>> Start Dataset

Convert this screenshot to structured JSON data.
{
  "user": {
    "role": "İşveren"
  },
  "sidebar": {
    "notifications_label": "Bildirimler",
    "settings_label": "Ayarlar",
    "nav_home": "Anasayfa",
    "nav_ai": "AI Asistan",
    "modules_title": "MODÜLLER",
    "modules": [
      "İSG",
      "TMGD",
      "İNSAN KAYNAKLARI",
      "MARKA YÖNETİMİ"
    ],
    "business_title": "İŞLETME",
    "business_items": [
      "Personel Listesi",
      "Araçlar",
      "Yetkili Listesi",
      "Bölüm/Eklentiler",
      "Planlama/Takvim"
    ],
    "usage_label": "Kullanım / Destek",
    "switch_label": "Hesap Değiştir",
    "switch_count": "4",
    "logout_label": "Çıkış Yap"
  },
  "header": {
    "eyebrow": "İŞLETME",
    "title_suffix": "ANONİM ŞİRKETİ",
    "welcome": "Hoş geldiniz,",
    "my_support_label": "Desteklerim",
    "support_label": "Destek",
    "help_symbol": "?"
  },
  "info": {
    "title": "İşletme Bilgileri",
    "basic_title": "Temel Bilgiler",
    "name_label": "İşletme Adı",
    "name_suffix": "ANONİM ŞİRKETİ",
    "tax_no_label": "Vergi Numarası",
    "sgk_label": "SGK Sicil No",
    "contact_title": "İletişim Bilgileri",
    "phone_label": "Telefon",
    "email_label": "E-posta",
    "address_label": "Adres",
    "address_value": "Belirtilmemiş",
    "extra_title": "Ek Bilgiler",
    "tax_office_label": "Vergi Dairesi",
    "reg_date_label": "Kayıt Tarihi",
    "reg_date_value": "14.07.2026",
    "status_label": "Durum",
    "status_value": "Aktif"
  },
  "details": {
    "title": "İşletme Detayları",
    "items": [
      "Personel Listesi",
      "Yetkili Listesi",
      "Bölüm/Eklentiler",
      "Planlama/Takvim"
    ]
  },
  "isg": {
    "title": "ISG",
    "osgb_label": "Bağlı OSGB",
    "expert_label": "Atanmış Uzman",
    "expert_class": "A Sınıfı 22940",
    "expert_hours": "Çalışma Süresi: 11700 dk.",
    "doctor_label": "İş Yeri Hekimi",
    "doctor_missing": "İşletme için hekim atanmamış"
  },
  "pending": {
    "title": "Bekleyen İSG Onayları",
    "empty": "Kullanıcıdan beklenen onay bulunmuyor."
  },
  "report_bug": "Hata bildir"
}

>> End Dataset

To be done:
Give back the whole listing exactly as it reads.

Solved problem:
Convert this screenshot to structured JSON data.
{
  "user": {
    "role": "İşveren"
  },
  "sidebar": {
    "notifications_label": "Bildirimler",
    "settings_label": "Ayarlar",
    "nav_home": "Anasayfa",
    "nav_ai": "AI Asistan",
    "modules_title": "MODÜLLER",
    "modules": [
      "İSG",
      "TMGD",
      "İNSAN KAYNAKLARI",
      "MARKA YÖNETİMİ"
    ],
    "business_title": "İŞLETME",
    "business_items": [
      "Personel Listesi",
      "Araçlar",
      "Yetkili Listesi",
      "Bölüm/Eklentiler",
      "Planlama/Takvim"
    ],
    "usage_label": "Kullanım / Destek",
    "switch_label": "Hesap Değiştir",
    "switch_count": "4",
    "logout_label": "Çıkış Yap"
  },
  "header": {
    "eyebrow": "İŞLETME",
    "title_suffix": "ANONİM ŞİRKETİ",
    "welcome": "Hoş geldiniz,",
    "my_support_label": "Desteklerim",
    "support_label": "Destek",
    "help_symbol": "?"
  },
  "info": {
    "title": "İşletme Bilgileri",
    "basic_title": "Temel Bilgiler",
    "name_label": "İşletme Adı",
    "name_suffix": "ANONİM ŞİRKETİ",
    "tax_no_label": "Vergi Numarası",
    "sgk_label": "SGK Sicil No",
    "contact_title": "İletişim Bilgileri",
    "phone_label": "Telefon",
    "email_label": "E-posta",
    "address_label": "Adres",
    "address_value": "Belirtilmemiş",
    "extra_title": "Ek Bilgiler",
    "tax_office_label": "Vergi Dairesi",
    "reg_date_label": "Kayıt Tarihi",
    "reg_date_value": "14.07.2026",
    "status_label": "Durum",
    "status_value": "Aktif"
  },
  "details": {
    "title": "İşletme Detayları",
    "items": [
      "Personel Listesi",
      "Yetkili Listesi",
      "Bölüm/Eklentiler",
      "Planlama/Takvim"
    ]
  },
  "isg": {
    "title": "ISG",
    "osgb_label": "Bağlı OSGB",
    "expert_label": "Atanmış Uzman",
    "expert_class": "A Sınıfı 22940",
    "expert_hours": "Çalışma Süresi: 11700 dk.",
    "doctor_label": "İş Yeri Hekimi",
    "doctor_missing": "İşletme için hekim atanmamış"
  },
  "pending": {
    "title": "Bekleyen İSG Onayları",
    "empty": "Kullanıcıdan beklenen onay bulunmuyor."
  },
  "report_bug": "Hata bildir"
}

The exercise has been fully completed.